# START OF INPUT MATERIAL

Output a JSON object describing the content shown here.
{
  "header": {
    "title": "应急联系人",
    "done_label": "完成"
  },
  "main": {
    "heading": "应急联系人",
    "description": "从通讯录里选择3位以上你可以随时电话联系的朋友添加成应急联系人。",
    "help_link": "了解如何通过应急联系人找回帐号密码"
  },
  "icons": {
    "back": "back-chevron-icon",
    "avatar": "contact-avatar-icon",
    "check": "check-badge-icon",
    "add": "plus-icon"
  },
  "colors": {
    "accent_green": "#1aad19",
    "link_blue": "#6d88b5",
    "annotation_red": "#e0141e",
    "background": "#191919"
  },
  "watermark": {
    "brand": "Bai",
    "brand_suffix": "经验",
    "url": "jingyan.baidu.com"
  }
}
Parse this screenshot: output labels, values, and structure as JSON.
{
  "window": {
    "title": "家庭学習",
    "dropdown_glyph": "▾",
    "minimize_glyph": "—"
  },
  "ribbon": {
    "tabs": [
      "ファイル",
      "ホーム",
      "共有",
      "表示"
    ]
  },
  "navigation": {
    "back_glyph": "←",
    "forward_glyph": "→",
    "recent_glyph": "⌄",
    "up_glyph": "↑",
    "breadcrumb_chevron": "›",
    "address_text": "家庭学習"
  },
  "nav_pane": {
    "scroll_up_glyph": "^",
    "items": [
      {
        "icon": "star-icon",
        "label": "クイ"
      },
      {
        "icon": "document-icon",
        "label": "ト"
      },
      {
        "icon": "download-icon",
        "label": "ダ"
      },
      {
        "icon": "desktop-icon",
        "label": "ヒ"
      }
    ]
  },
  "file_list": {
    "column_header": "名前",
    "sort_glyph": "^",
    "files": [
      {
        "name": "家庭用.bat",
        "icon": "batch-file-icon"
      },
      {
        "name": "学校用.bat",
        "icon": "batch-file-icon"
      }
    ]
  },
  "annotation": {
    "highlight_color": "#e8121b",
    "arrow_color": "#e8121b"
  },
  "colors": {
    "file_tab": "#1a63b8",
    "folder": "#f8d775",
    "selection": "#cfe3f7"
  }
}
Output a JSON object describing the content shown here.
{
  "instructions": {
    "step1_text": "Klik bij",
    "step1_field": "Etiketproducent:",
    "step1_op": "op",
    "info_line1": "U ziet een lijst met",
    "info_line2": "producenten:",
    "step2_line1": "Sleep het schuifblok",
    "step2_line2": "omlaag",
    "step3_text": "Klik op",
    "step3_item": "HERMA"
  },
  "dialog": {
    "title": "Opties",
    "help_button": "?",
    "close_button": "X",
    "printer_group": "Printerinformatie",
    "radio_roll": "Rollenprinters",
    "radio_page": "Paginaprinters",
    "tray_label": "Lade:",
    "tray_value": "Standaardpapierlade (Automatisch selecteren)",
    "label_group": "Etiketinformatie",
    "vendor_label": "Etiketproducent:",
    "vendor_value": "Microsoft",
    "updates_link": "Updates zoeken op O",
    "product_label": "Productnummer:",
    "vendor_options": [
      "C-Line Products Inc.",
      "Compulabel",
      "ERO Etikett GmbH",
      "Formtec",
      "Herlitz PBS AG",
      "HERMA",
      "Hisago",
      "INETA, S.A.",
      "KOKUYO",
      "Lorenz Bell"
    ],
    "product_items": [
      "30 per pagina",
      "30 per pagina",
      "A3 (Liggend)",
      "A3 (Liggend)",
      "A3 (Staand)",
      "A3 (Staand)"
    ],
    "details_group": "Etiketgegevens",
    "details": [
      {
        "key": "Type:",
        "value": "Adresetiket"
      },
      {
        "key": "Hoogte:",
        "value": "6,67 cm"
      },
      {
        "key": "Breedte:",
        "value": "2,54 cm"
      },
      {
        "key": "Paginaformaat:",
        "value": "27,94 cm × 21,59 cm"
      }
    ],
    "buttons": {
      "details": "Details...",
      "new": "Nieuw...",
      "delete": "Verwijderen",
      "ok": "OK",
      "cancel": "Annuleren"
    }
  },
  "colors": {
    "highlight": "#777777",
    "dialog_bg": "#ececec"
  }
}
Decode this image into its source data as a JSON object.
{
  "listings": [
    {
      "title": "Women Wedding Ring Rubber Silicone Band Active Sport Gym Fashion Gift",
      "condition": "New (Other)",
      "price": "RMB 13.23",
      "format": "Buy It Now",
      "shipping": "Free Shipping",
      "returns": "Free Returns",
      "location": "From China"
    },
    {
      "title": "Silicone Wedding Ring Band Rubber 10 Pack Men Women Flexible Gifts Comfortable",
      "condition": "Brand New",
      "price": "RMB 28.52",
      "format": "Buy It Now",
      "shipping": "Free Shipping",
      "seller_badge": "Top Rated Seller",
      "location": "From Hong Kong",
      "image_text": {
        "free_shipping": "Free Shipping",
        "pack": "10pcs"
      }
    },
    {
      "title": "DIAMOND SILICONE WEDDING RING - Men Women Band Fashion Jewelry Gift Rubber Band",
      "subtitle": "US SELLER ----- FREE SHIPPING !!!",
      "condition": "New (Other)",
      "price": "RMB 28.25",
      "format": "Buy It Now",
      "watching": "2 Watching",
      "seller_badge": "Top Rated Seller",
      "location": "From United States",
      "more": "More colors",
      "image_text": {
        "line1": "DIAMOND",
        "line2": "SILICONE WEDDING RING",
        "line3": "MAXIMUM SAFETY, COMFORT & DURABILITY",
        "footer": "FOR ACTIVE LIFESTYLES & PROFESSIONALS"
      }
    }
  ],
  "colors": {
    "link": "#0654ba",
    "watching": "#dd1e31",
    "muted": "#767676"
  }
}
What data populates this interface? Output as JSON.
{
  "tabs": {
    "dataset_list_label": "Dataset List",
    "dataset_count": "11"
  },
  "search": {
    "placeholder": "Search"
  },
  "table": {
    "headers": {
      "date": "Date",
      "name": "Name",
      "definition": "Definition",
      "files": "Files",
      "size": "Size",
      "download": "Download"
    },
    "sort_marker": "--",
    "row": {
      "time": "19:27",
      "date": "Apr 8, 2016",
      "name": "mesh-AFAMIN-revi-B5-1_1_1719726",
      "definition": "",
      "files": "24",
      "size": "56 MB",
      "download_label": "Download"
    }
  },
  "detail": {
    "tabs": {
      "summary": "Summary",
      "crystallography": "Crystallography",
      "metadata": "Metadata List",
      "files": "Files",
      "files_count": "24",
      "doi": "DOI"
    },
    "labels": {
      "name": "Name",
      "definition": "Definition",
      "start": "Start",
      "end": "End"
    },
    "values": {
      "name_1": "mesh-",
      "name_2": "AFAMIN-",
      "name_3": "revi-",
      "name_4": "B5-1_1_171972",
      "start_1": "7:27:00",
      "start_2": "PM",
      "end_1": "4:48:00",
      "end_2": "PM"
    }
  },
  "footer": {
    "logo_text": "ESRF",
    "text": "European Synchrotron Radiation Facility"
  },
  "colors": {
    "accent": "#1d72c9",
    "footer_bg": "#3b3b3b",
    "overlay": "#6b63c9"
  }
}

# END OF INPUT MATERIAL

Reproduce the material above without altering a single character.

TASK RESULT —
Output a JSON object describing the content shown here.
{
  "header": {
    "title": "应急联系人",
    "done_label": "完成"
  },
  "main": {
    "heading": "应急联系人",
    "description": "从通讯录里选择3位以上你可以随时电话联系的朋友添加成应急联系人。",
    "help_link": "了解如何通过应急联系人找回帐号密码"
  },
  "icons": {
    "back": "back-chevron-icon",
    "avatar": "contact-avatar-icon",
    "check": "check-badge-icon",
    "add": "plus-icon"
  },
  "colors": {
    "accent_green": "#1aad19",
    "link_blue": "#6d88b5",
    "annotation_red": "#e0141e",
    "background": "#191919"
  },
  "watermark": {
    "brand": "Bai",
    "brand_suffix": "经验",
    "url": "jingyan.baidu.com"
  }
}
Parse this screenshot: output labels, values, and structure as JSON.
{
  "window": {
    "title": "家庭学習",
    "dropdown_glyph": "▾",
    "minimize_glyph": "—"
  },
  "ribbon": {
    "tabs": [
      "ファイル",
      "ホーム",
      "共有",
      "表示"
    ]
  },
  "navigation": {
    "back_glyph": "←",
    "forward_glyph": "→",
    "recent_glyph": "⌄",
    "up_glyph": "↑",
    "breadcrumb_chevron": "›",
    "address_text": "家庭学習"
  },
  "nav_pane": {
    "scroll_up_glyph": "^",
    "items": [
      {
        "icon": "star-icon",
        "label": "クイ"
      },
      {
        "icon": "document-icon",
        "label": "ト"
      },
      {
        "icon": "download-icon",
        "label": "ダ"
      },
      {
        "icon": "desktop-icon",
        "label": "ヒ"
      }
    ]
  },
  "file_list": {
    "column_header": "名前",
    "sort_glyph": "^",
    "files": [
      {
        "name": "家庭用.bat",
        "icon": "batch-file-icon"
      },
      {
        "name": "学校用.bat",
        "icon": "batch-file-icon"
      }
    ]
  },
  "annotation": {
    "highlight_color": "#e8121b",
    "arrow_color": "#e8121b"
  },
  "colors": {
    "file_tab": "#1a63b8",
    "folder": "#f8d775",
    "selection": "#cfe3f7"
  }
}
Output a JSON object describing the content shown here.
{
  "instructions": {
    "step1_text": "Klik bij",
    "step1_field": "Etiketproducent:",
    "step1_op": "op",
    "info_line1": "U ziet een lijst met",
    "info_line2": "producenten:",
    "step2_line1": "Sleep het schuifblok",
    "step2_line2": "omlaag",
    "step3_text": "Klik op",
    "step3_item": "HERMA"
  },
  "dialog": {
    "title": "Opties",
    "help_button": "?",
    "close_button": "X",
    "printer_group": "Printerinformatie",
    "radio_roll": "Rollenprinters",
    "radio_page": "Paginaprinters",
    "tray_label": "Lade:",
    "tray_value": "Standaardpapierlade (Automatisch selecteren)",
    "label_group": "Etiketinformatie",
    "vendor_label": "Etiketproducent:",
    "vendor_value": "Microsoft",
    "updates_link": "Updates zoeken op O",
    "product_label": "Productnummer:",
    "vendor_options": [
      "C-Line Products Inc.",
      "Compulabel",
      "ERO Etikett GmbH",
      "Formtec",
      "Herlitz PBS AG",
      "HERMA",
      "Hisago",
      "INETA, S.A.",
      "KOKUYO",
      "Lorenz Bell"
    ],
    "product_items": [
      "30 per pagina",
      "30 per pagina",
      "A3 (Liggend)",
      "A3 (Liggend)",
      "A3 (Staand)",
      "A3 (Staand)"
    ],
    "details_group": "Etiketgegevens",
    "details": [
      {
        "key": "Type:",
        "value": "Adresetiket"
      },
      {
        "key": "Hoogte:",
        "value": "6,67 cm"
      },
      {
        "key": "Breedte:",
        "value": "2,54 cm"
      },
      {
        "key": "Paginaformaat:",
        "value": "27,94 cm × 21,59 cm"
      }
    ],
    "buttons": {
      "details": "Details...",
      "new": "Nieuw...",
      "delete": "Verwijderen",
      "ok": "OK",
      "cancel": "Annuleren"
    }
  },
  "colors": {
    "highlight": "#777777",
    "dialog_bg": "#ececec"
  }
}
Decode this image into its source data as a JSON object.
{
  "listings": [
    {
      "title": "Women Wedding Ring Rubber Silicone Band Active Sport Gym Fashion Gift",
      "condition": "New (Other)",
      "price": "RMB 13.23",
      "format": "Buy It Now",
      "shipping": "Free Shipping",
      "returns": "Free Returns",
      "location": "From China"
    },
    {
      "title": "Silicone Wedding Ring Band Rubber 10 Pack Men Women Flexible Gifts Comfortable",
      "condition": "Brand New",
      "price": "RMB 28.52",
      "format": "Buy It Now",
      "shipping": "Free Shipping",
      "seller_badge": "Top Rated Seller",
      "location": "From Hong Kong",
      "image_text": {
        "free_shipping": "Free Shipping",
        "pack": "10pcs"
      }
    },
    {
      "title": "DIAMOND SILICONE WEDDING RING - Men Women Band Fashion Jewelry Gift Rubber Band",
      "subtitle": "US SELLER ----- FREE SHIPPING !!!",
      "condition": "New (Other)",
      "price": "RMB 28.25",
      "format": "Buy It Now",
      "watching": "2 Watching",
      "seller_badge": "Top Rated Seller",
      "location": "From United States",
      "more": "More colors",
      "image_text": {
        "line1": "DIAMOND",
        "line2": "SILICONE WEDDING RING",
        "line3": "MAXIMUM SAFETY, COMFORT & DURABILITY",
        "footer": "FOR ACTIVE LIFESTYLES & PROFESSIONALS"
      }
    }
  ],
  "colors": {
    "link": "#0654ba",
    "watching": "#dd1e31",
    "muted": "#767676"
  }
}
What data populates this interface? Output as JSON.
{
  "tabs": {
    "dataset_list_label": "Dataset List",
    "dataset_count": "11"
  },
  "search": {
    "placeholder": "Search"
  },
  "table": {
    "headers": {
      "date": "Date",
      "name": "Name",
      "definition": "Definition",
      "files": "Files",
      "size": "Size",
      "download": "Download"
    },
    "sort_marker": "--",
    "row": {
      "time": "19:27",
      "date": "Apr 8, 2016",
      "name": "mesh-AFAMIN-revi-B5-1_1_1719726",
      "definition": "",
      "files": "24",
      "size": "56 MB",
      "download_label": "Download"
    }
  },
  "detail": {
    "tabs": {
      "summary": "Summary",
      "crystallography": "Crystallography",
      "metadata": "Metadata List",
      "files": "Files",
      "files_count": "24",
      "doi": "DOI"
    },
    "labels": {
      "name": "Name",
      "definition": "Definition",
      "start": "Start",
      "end": "End"
    },
    "values": {
      "name_1": "mesh-",
      "name_2": "AFAMIN-",
      "name_3": "revi-",
      "name_4": "B5-1_1_171972",
      "start_1": "7:27:00",
      "start_2": "PM",
      "end_1": "4:48:00",
      "end_2": "PM"
    }
  },
  "footer": {
    "logo_text": "ESRF",
    "text": "European Synchrotron Radiation Facility"
  },
  "colors": {
    "accent": "#1d72c9",
    "footer_bg": "#3b3b3b",
    "overlay": "#6b63c9"
  }
}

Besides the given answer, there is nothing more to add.